━━ MATERIAL PROVIDED

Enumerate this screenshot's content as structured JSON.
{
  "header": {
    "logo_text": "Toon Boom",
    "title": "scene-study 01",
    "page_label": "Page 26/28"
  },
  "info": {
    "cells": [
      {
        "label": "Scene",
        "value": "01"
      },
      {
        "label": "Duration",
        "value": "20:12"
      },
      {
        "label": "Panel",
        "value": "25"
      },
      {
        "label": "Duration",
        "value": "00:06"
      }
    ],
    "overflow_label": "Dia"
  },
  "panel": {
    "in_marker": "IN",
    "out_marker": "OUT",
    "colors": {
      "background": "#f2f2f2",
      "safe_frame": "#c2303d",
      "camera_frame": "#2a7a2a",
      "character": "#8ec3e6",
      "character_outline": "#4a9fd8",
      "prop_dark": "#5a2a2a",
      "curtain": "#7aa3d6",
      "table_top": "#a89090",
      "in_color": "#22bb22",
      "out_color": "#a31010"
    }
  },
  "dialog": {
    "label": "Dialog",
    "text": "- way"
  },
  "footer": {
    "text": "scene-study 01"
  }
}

━━━━

SHORT PROBLEM: Quote all of the entries verbatim.

RESULT:
Enumerate this screenshot's content as structured JSON.
{
  "header": {
    "logo_text": "Toon Boom",
    "title": "scene-study 01",
    "page_label": "Page 26/28"
  },
  "info": {
    "cells": [
      {
        "label": "Scene",
        "value": "01"
      },
      {
        "label": "Duration",
        "value": "20:12"
      },
      {
        "label": "Panel",
        "value": "25"
      },
      {
        "label": "Duration",
        "value": "00:06"
      }
    ],
    "overflow_label": "Dia"
  },
  "panel": {
    "in_marker": "IN",
    "out_marker": "OUT",
    "colors": {
      "background": "#f2f2f2",
      "safe_frame": "#c2303d",
      "camera_frame": "#2a7a2a",
      "character": "#8ec3e6",
      "character_outline": "#4a9fd8",
      "prop_dark": "#5a2a2a",
      "curtain": "#7aa3d6",
      "table_top": "#a89090",
      "in_color": "#22bb22",
      "out_color": "#a31010"
    }
  },
  "dialog": {
    "label": "Dialog",
    "text": "- way"
  },
  "footer": {
    "text": "scene-study 01"
  }
}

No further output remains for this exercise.